(EXERCISE):
Output each entry that follows exactly. Images stay out.

(THE RECORDS):
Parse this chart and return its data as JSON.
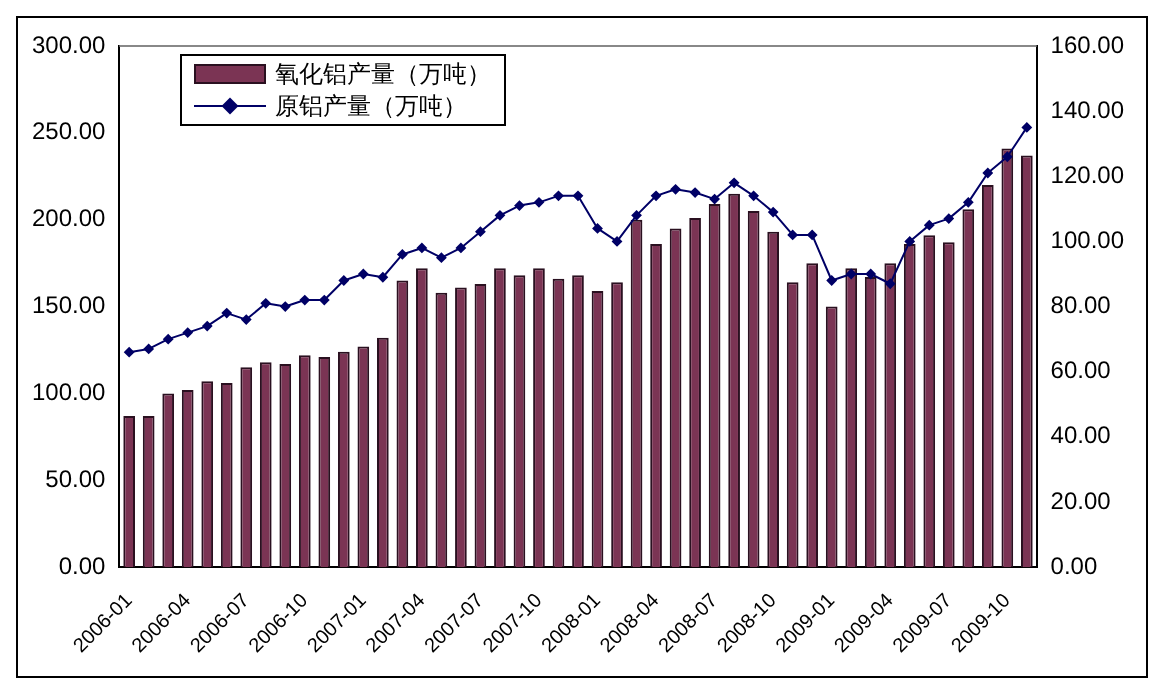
{
  "chart_data": {
    "type": "bar",
    "categories": [
      "2006-01",
      null,
      null,
      "2006-04",
      null,
      null,
      "2006-07",
      null,
      null,
      "2006-10",
      null,
      null,
      "2007-01",
      null,
      null,
      "2007-04",
      null,
      null,
      "2007-07",
      null,
      null,
      "2007-10",
      null,
      null,
      "2008-01",
      null,
      null,
      "2008-04",
      null,
      null,
      "2008-07",
      null,
      null,
      "2008-10",
      null,
      null,
      "2009-01",
      null,
      null,
      "2009-04",
      null,
      null,
      "2009-07",
      null,
      null,
      "2009-10",
      null
    ],
    "series": [
      {
        "name": "氧化铝产量（万吨）",
        "color": "#7b3454",
        "values": [
          87,
          87,
          100,
          102,
          107,
          106,
          115,
          118,
          117,
          122,
          121,
          124,
          127,
          132,
          165,
          172,
          158,
          161,
          163,
          172,
          168,
          172,
          166,
          168,
          159,
          164,
          200,
          186,
          195,
          201,
          209,
          215,
          205,
          193,
          164,
          175,
          150,
          172,
          167,
          175,
          186,
          191,
          187,
          206,
          220,
          241,
          237
        ]
      },
      {
        "name": "原铝产量（万吨）",
        "type": "line",
        "axis": "y2",
        "color": "#000066",
        "values": [
          66,
          67,
          70,
          72,
          74,
          78,
          76,
          81,
          80,
          82,
          82,
          88,
          90,
          89,
          96,
          98,
          95,
          98,
          103,
          108,
          111,
          112,
          114,
          114,
          104,
          100,
          108,
          114,
          116,
          115,
          113,
          118,
          114,
          109,
          102,
          102,
          88,
          90,
          90,
          87,
          100,
          105,
          107,
          112,
          121,
          126,
          135
        ]
      }
    ],
    "ylim": [
      0,
      300
    ],
    "yticks": [
      {
        "value": 0,
        "label": "0.00"
      },
      {
        "value": 50,
        "label": "50.00"
      },
      {
        "value": 100,
        "label": "100.00"
      },
      {
        "value": 150,
        "label": "150.00"
      },
      {
        "value": 200,
        "label": "200.00"
      },
      {
        "value": 250,
        "label": "250.00"
      },
      {
        "value": 300,
        "label": "300.00"
      }
    ],
    "y2lim": [
      0,
      160
    ],
    "y2ticks": [
      {
        "value": 0,
        "label": "0.00"
      },
      {
        "value": 20,
        "label": "20.00"
      },
      {
        "value": 40,
        "label": "40.00"
      },
      {
        "value": 60,
        "label": "60.00"
      },
      {
        "value": 80,
        "label": "80.00"
      },
      {
        "value": 100,
        "label": "100.00"
      },
      {
        "value": 120,
        "label": "120.00"
      },
      {
        "value": 140,
        "label": "140.00"
      },
      {
        "value": 160,
        "label": "160.00"
      }
    ],
    "grid": false,
    "legend": "top left",
    "marker": "diamond",
    "line_style": "solid"
  }
}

(ANSWER TO THE PROBLEM):
Parse this chart and return its data as JSON.
{
  "chart_data": {
    "type": "bar",
    "categories": [
      "2006-01",
      null,
      null,
      "2006-04",
      null,
      null,
      "2006-07",
      null,
      null,
      "2006-10",
      null,
      null,
      "2007-01",
      null,
      null,
      "2007-04",
      null,
      null,
      "2007-07",
      null,
      null,
      "2007-10",
      null,
      null,
      "2008-01",
      null,
      null,
      "2008-04",
      null,
      null,
      "2008-07",
      null,
      null,
      "2008-10",
      null,
      null,
      "2009-01",
      null,
      null,
      "2009-04",
      null,
      null,
      "2009-07",
      null,
      null,
      "2009-10",
      null
    ],
    "series": [
      {
        "name": "氧化铝产量（万吨）",
        "color": "#7b3454",
        "values": [
          87,
          87,
          100,
          102,
          107,
          106,
          115,
          118,
          117,
          122,
          121,
          124,
          127,
          132,
          165,
          172,
          158,
          161,
          163,
          172,
          168,
          172,
          166,
          168,
          159,
          164,
          200,
          186,
          195,
          201,
          209,
          215,
          205,
          193,
          164,
          175,
          150,
          172,
          167,
          175,
          186,
          191,
          187,
          206,
          220,
          241,
          237
        ]
      },
      {
        "name": "原铝产量（万吨）",
        "type": "line",
        "axis": "y2",
        "color": "#000066",
        "values": [
          66,
          67,
          70,
          72,
          74,
          78,
          76,
          81,
          80,
          82,
          82,
          88,
          90,
          89,
          96,
          98,
          95,
          98,
          103,
          108,
          111,
          112,
          114,
          114,
          104,
          100,
          108,
          114,
          116,
          115,
          113,
          118,
          114,
          109,
          102,
          102,
          88,
          90,
          90,
          87,
          100,
          105,
          107,
          112,
          121,
          126,
          135
        ]
      }
    ],
    "ylim": [
      0,
      300
    ],
    "yticks": [
      {
        "value": 0,
        "label": "0.00"
      },
      {
        "value": 50,
        "label": "50.00"
      },
      {
        "value": 100,
        "label": "100.00"
      },
      {
        "value": 150,
        "label": "150.00"
      },
      {
        "value": 200,
        "label": "200.00"
      },
      {
        "value": 250,
        "label": "250.00"
      },
      {
        "value": 300,
        "label": "300.00"
      }
    ],
    "y2lim": [
      0,
      160
    ],
    "y2ticks": [
      {
        "value": 0,
        "label": "0.00"
      },
      {
        "value": 20,
        "label": "20.00"
      },
      {
        "value": 40,
        "label": "40.00"
      },
      {
        "value": 60,
        "label": "60.00"
      },
      {
        "value": 80,
        "label": "80.00"
      },
      {
        "value": 100,
        "label": "100.00"
      },
      {
        "value": 120,
        "label": "120.00"
      },
      {
        "value": 140,
        "label": "140.00"
      },
      {
        "value": 160,
        "label": "160.00"
      }
    ],
    "grid": false,
    "legend": "top left",
    "marker": "diamond",
    "line_style": "solid"
  }
}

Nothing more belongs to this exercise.